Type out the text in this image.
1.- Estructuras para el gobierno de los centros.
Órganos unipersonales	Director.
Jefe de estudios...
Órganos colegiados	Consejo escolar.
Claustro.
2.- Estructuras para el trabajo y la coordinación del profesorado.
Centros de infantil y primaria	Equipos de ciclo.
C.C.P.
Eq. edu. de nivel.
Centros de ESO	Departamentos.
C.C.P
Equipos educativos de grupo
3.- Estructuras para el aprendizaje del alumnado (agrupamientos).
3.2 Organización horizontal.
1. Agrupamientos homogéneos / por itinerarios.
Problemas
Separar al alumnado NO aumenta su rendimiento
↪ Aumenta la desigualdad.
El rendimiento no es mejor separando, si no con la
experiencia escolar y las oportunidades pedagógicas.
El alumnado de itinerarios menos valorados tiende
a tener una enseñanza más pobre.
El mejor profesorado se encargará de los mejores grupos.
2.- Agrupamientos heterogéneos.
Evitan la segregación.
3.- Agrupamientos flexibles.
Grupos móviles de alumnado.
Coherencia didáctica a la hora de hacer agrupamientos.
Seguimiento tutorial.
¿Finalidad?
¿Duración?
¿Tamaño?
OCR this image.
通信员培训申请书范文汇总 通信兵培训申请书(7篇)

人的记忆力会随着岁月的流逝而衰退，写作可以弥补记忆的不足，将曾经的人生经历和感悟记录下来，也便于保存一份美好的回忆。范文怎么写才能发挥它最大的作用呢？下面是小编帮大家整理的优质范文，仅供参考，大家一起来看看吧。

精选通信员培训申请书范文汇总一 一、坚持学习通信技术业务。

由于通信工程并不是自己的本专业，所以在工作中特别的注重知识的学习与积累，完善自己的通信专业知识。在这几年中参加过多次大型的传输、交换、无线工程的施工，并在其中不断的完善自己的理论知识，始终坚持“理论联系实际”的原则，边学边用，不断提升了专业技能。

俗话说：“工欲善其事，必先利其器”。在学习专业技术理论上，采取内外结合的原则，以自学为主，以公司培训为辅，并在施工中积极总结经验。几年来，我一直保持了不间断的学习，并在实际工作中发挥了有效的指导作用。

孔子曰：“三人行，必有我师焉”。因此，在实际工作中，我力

▸ **CHALLENGE**
Copy out all of the data exactly, leaving nothing out.

▸ **COMPLETE OUTPUT**
Type out the text in this image.
1.- Estructuras para el gobierno de los centros.
Órganos unipersonales	Director.
Jefe de estudios...
Órganos colegiados	Consejo escolar.
Claustro.
2.- Estructuras para el trabajo y la coordinación del profesorado.
Centros de infantil y primaria	Equipos de ciclo.
C.C.P.
Eq. edu. de nivel.
Centros de ESO	Departamentos.
C.C.P
Equipos educativos de grupo
3.- Estructuras para el aprendizaje del alumnado (agrupamientos).
3.2 Organización horizontal.
1. Agrupamientos homogéneos / por itinerarios.
Problemas
Separar al alumnado NO aumenta su rendimiento
↪ Aumenta la desigualdad.
El rendimiento no es mejor separando, si no con la
experiencia escolar y las oportunidades pedagógicas.
El alumnado de itinerarios menos valorados tiende
a tener una enseñanza más pobre.
El mejor profesorado se encargará de los mejores grupos.
2.- Agrupamientos heterogéneos.
Evitan la segregación.
3.- Agrupamientos flexibles.
Grupos móviles de alumnado.
Coherencia didáctica a la hora de hacer agrupamientos.
Seguimiento tutorial.
¿Finalidad?
¿Duración?
¿Tamaño?
OCR this image.
通信员培训申请书范文汇总 通信兵培训申请书(7篇)

人的记忆力会随着岁月的流逝而衰退，写作可以弥补记忆的不足，将曾经的人生经历和感悟记录下来，也便于保存一份美好的回忆。范文怎么写才能发挥它最大的作用呢？下面是小编帮大家整理的优质范文，仅供参考，大家一起来看看吧。

精选通信员培训申请书范文汇总一 一、坚持学习通信技术业务。

由于通信工程并不是自己的本专业，所以在工作中特别的注重知识的学习与积累，完善自己的通信专业知识。在这几年中参加过多次大型的传输、交换、无线工程的施工，并在其中不断的完善自己的理论知识，始终坚持“理论联系实际”的原则，边学边用，不断提升了专业技能。

俗话说：“工欲善其事，必先利其器”。在学习专业技术理论上，采取内外结合的原则，以自学为主，以公司培训为辅，并在施工中积极总结经验。几年来，我一直保持了不间断的学习，并在实际工作中发挥了有效的指导作用。

孔子曰：“三人行，必有我师焉”。因此，在实际工作中，我力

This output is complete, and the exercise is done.